Directions ▸
Except for the pictures, reproduce the records word for word.

Start of Block

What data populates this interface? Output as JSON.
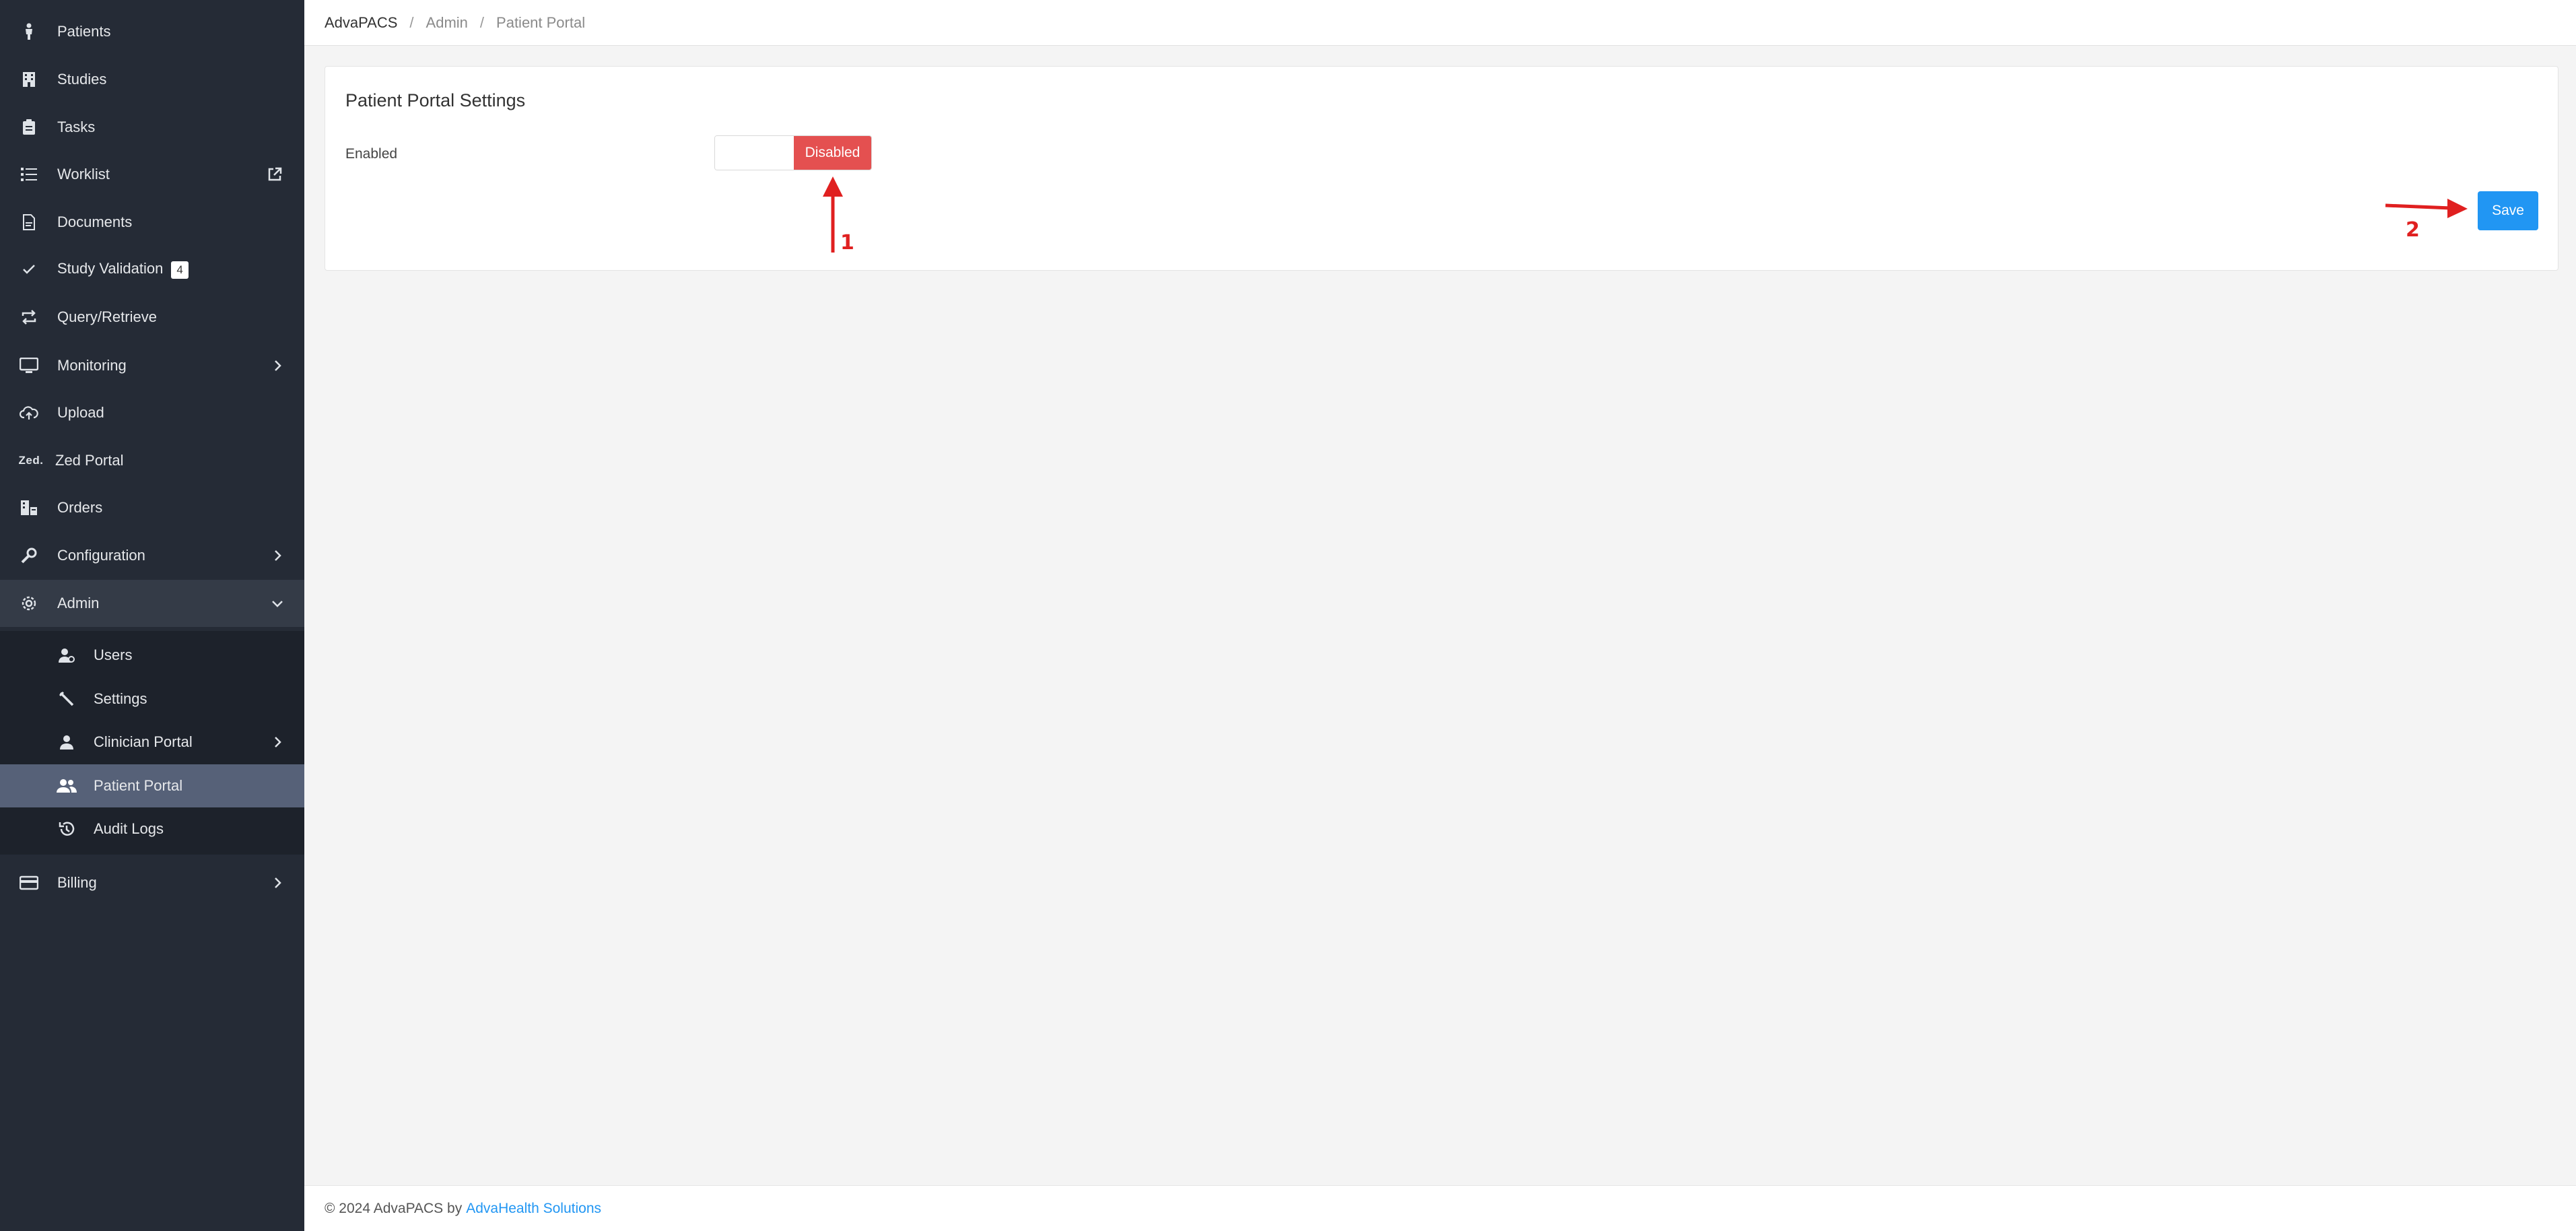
{
  "sidebar": {
    "items": [
      {
        "label": "Patients",
        "icon": "person-standing-icon"
      },
      {
        "label": "Studies",
        "icon": "building-icon"
      },
      {
        "label": "Tasks",
        "icon": "clipboard-icon"
      },
      {
        "label": "Worklist",
        "icon": "list-icon",
        "extra_icon": "external-link-icon"
      },
      {
        "label": "Documents",
        "icon": "document-icon"
      },
      {
        "label": "Study Validation",
        "icon": "check-icon",
        "badge": "4"
      },
      {
        "label": "Query/Retrieve",
        "icon": "retweet-icon"
      },
      {
        "label": "Monitoring",
        "icon": "monitor-icon",
        "chevron": "chevron-right-icon"
      },
      {
        "label": "Upload",
        "icon": "cloud-upload-icon"
      },
      {
        "label": "Zed Portal",
        "icon_text": "Zed."
      },
      {
        "label": "Orders",
        "icon": "orders-icon"
      },
      {
        "label": "Configuration",
        "icon": "wrench-gear-icon",
        "chevron": "chevron-right-icon"
      },
      {
        "label": "Admin",
        "icon": "gear-icon",
        "chevron": "chevron-down-icon"
      }
    ],
    "admin_submenu": [
      {
        "label": "Users",
        "icon": "user-settings-icon"
      },
      {
        "label": "Settings",
        "icon": "tools-icon"
      },
      {
        "label": "Clinician Portal",
        "icon": "user-icon",
        "chevron": "chevron-right-icon"
      },
      {
        "label": "Patient Portal",
        "icon": "users-icon",
        "active": true
      },
      {
        "label": "Audit Logs",
        "icon": "history-icon"
      }
    ],
    "billing": {
      "label": "Billing",
      "icon": "credit-card-icon",
      "chevron": "chevron-right-icon"
    }
  },
  "breadcrumb": {
    "home": "AdvaPACS",
    "items": [
      "Admin",
      "Patient Portal"
    ],
    "separator": "/"
  },
  "card": {
    "title": "Patient Portal Settings",
    "enabled_label": "Enabled",
    "toggle_state": "Disabled",
    "save_label": "Save"
  },
  "annotations": {
    "step1": "1",
    "step2": "2",
    "color": "#e02020"
  },
  "footer": {
    "copyright": "© 2024 AdvaPACS by",
    "link_text": "AdvaHealth Solutions"
  },
  "colors": {
    "sidebar_bg": "#252b36",
    "submenu_bg": "#1d222b",
    "active_item_bg": "#566178",
    "toggle_disabled": "#e45050",
    "primary": "#2196f3"
  }
}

End of Block

Exercise output ▸
What data populates this interface? Output as JSON.
{
  "sidebar": {
    "items": [
      {
        "label": "Patients",
        "icon": "person-standing-icon"
      },
      {
        "label": "Studies",
        "icon": "building-icon"
      },
      {
        "label": "Tasks",
        "icon": "clipboard-icon"
      },
      {
        "label": "Worklist",
        "icon": "list-icon",
        "extra_icon": "external-link-icon"
      },
      {
        "label": "Documents",
        "icon": "document-icon"
      },
      {
        "label": "Study Validation",
        "icon": "check-icon",
        "badge": "4"
      },
      {
        "label": "Query/Retrieve",
        "icon": "retweet-icon"
      },
      {
        "label": "Monitoring",
        "icon": "monitor-icon",
        "chevron": "chevron-right-icon"
      },
      {
        "label": "Upload",
        "icon": "cloud-upload-icon"
      },
      {
        "label": "Zed Portal",
        "icon_text": "Zed."
      },
      {
        "label": "Orders",
        "icon": "orders-icon"
      },
      {
        "label": "Configuration",
        "icon": "wrench-gear-icon",
        "chevron": "chevron-right-icon"
      },
      {
        "label": "Admin",
        "icon": "gear-icon",
        "chevron": "chevron-down-icon"
      }
    ],
    "admin_submenu": [
      {
        "label": "Users",
        "icon": "user-settings-icon"
      },
      {
        "label": "Settings",
        "icon": "tools-icon"
      },
      {
        "label": "Clinician Portal",
        "icon": "user-icon",
        "chevron": "chevron-right-icon"
      },
      {
        "label": "Patient Portal",
        "icon": "users-icon",
        "active": true
      },
      {
        "label": "Audit Logs",
        "icon": "history-icon"
      }
    ],
    "billing": {
      "label": "Billing",
      "icon": "credit-card-icon",
      "chevron": "chevron-right-icon"
    }
  },
  "breadcrumb": {
    "home": "AdvaPACS",
    "items": [
      "Admin",
      "Patient Portal"
    ],
    "separator": "/"
  },
  "card": {
    "title": "Patient Portal Settings",
    "enabled_label": "Enabled",
    "toggle_state": "Disabled",
    "save_label": "Save"
  },
  "annotations": {
    "step1": "1",
    "step2": "2",
    "color": "#e02020"
  },
  "footer": {
    "copyright": "© 2024 AdvaPACS by",
    "link_text": "AdvaHealth Solutions"
  },
  "colors": {
    "sidebar_bg": "#252b36",
    "submenu_bg": "#1d222b",
    "active_item_bg": "#566178",
    "toggle_disabled": "#e45050",
    "primary": "#2196f3"
  }
}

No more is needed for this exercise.